WHAT YOU ARE ASKED TO DO ▸ Give the number of lines holding the string "三秦最美公共阅读空间" and nothing more.

EXTRACTED RECORDS ▸
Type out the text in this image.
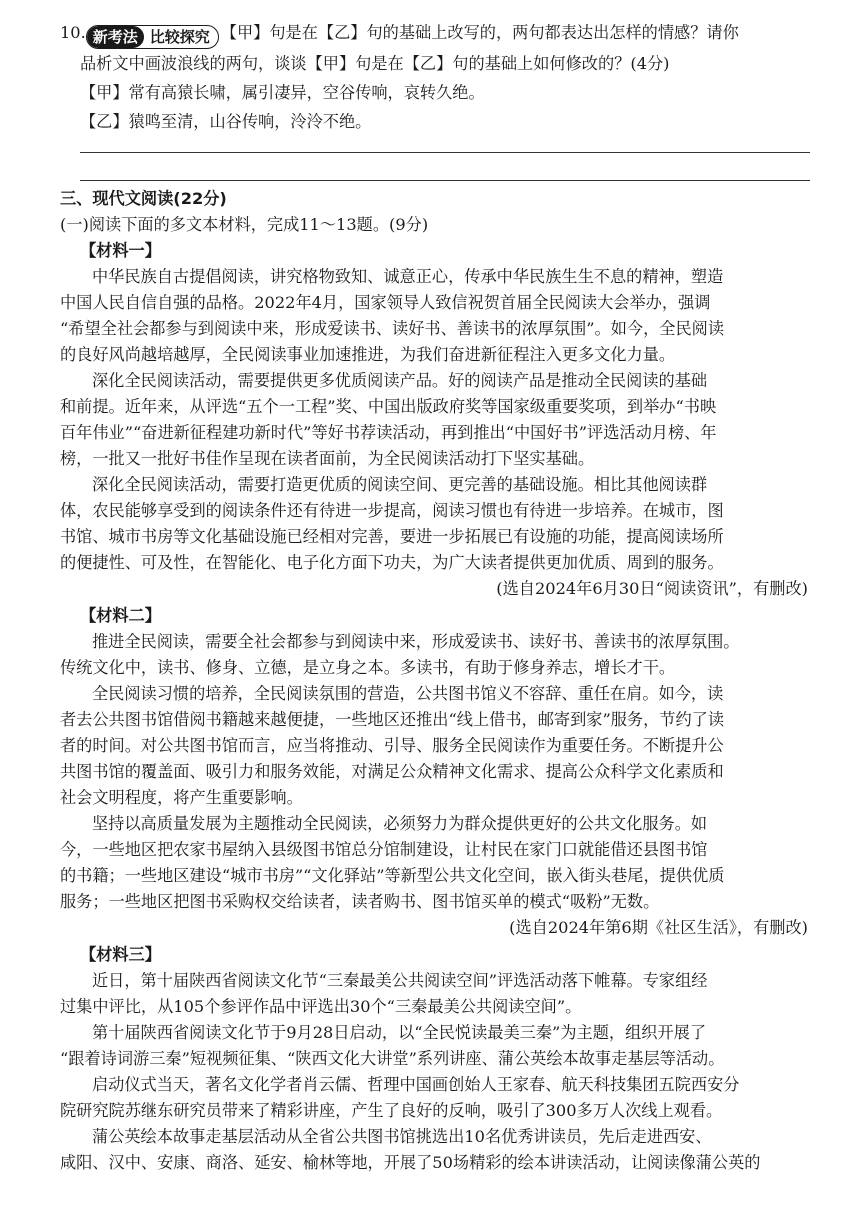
10. 新考法 比较探究 【甲】句是在【乙】句的基础上改写的，两句都表达出怎样的情感？请你
品析文中画波浪线的两句，谈谈【甲】句是在【乙】句的基础上如何修改的？(4分)
【甲】常有高猿长啸，属引凄异，空谷传响，哀转久绝。
【乙】猿鸣至清，山谷传响，泠泠不绝。
三、现代文阅读(22分)
(一)阅读下面的多文本材料，完成11～13题。(9分)
【材料一】
中华民族自古提倡阅读，讲究格物致知、诚意正心，传承中华民族生生不息的精神，塑造
中国人民自信自强的品格。2022年4月，国家领导人致信祝贺首届全民阅读大会举办，强调
“希望全社会都参与到阅读中来，形成爱读书、读好书、善读书的浓厚氛围”。如今，全民阅读
的良好风尚越培越厚，全民阅读事业加速推进，为我们奋进新征程注入更多文化力量。
深化全民阅读活动，需要提供更多优质阅读产品。好的阅读产品是推动全民阅读的基础
和前提。近年来，从评选“五个一工程”奖、中国出版政府奖等国家级重要奖项，到举办“书映
百年伟业”“奋进新征程建功新时代”等好书荐读活动，再到推出“中国好书”评选活动月榜、年
榜，一批又一批好书佳作呈现在读者面前，为全民阅读活动打下坚实基础。
深化全民阅读活动，需要打造更优质的阅读空间、更完善的基础设施。相比其他阅读群
体，农民能够享受到的阅读条件还有待进一步提高，阅读习惯也有待进一步培养。在城市，图
书馆、城市书房等文化基础设施已经相对完善，要进一步拓展已有设施的功能，提高阅读场所
的便捷性、可及性，在智能化、电子化方面下功夫，为广大读者提供更加优质、周到的服务。
(选自2024年6月30日“阅读资讯”，有删改)
【材料二】
推进全民阅读，需要全社会都参与到阅读中来，形成爱读书、读好书、善读书的浓厚氛围。
传统文化中，读书、修身、立德，是立身之本。多读书，有助于修身养志，增长才干。
全民阅读习惯的培养，全民阅读氛围的营造，公共图书馆义不容辞、重任在肩。如今，读
者去公共图书馆借阅书籍越来越便捷，一些地区还推出“线上借书，邮寄到家”服务，节约了读
者的时间。对公共图书馆而言，应当将推动、引导、服务全民阅读作为重要任务。不断提升公
共图书馆的覆盖面、吸引力和服务效能，对满足公众精神文化需求、提高公众科学文化素质和
社会文明程度，将产生重要影响。
坚持以高质量发展为主题推动全民阅读，必须努力为群众提供更好的公共文化服务。如
今，一些地区把农家书屋纳入县级图书馆总分馆制建设，让村民在家门口就能借还县图书馆
的书籍；一些地区建设“城市书房”“文化驿站”等新型公共文化空间，嵌入街头巷尾，提供优质
服务；一些地区把图书采购权交给读者，读者购书、图书馆买单的模式“吸粉”无数。
(选自2024年第6期《社区生活》，有删改)
【材料三】
近日，第十届陕西省阅读文化节“三秦最美公共阅读空间”评选活动落下帷幕。专家组经
过集中评比，从105个参评作品中评选出30个“三秦最美公共阅读空间”。
第十届陕西省阅读文化节于9月28日启动，以“全民悦读最美三秦”为主题，组织开展了
“跟着诗词游三秦”短视频征集、“陕西文化大讲堂”系列讲座、蒲公英绘本故事走基层等活动。
启动仪式当天，著名文化学者肖云儒、哲理中国画创始人王家春、航天科技集团五院西安分
院研究院苏继东研究员带来了精彩讲座，产生了良好的反响，吸引了300多万人次线上观看。
蒲公英绘本故事走基层活动从全省公共图书馆挑选出10名优秀讲读员，先后走进西安、
咸阳、汉中、安康、商洛、延安、榆林等地，开展了50场精彩的绘本讲读活动，让阅读像蒲公英的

COMPLETED EXERCISE ▸ 2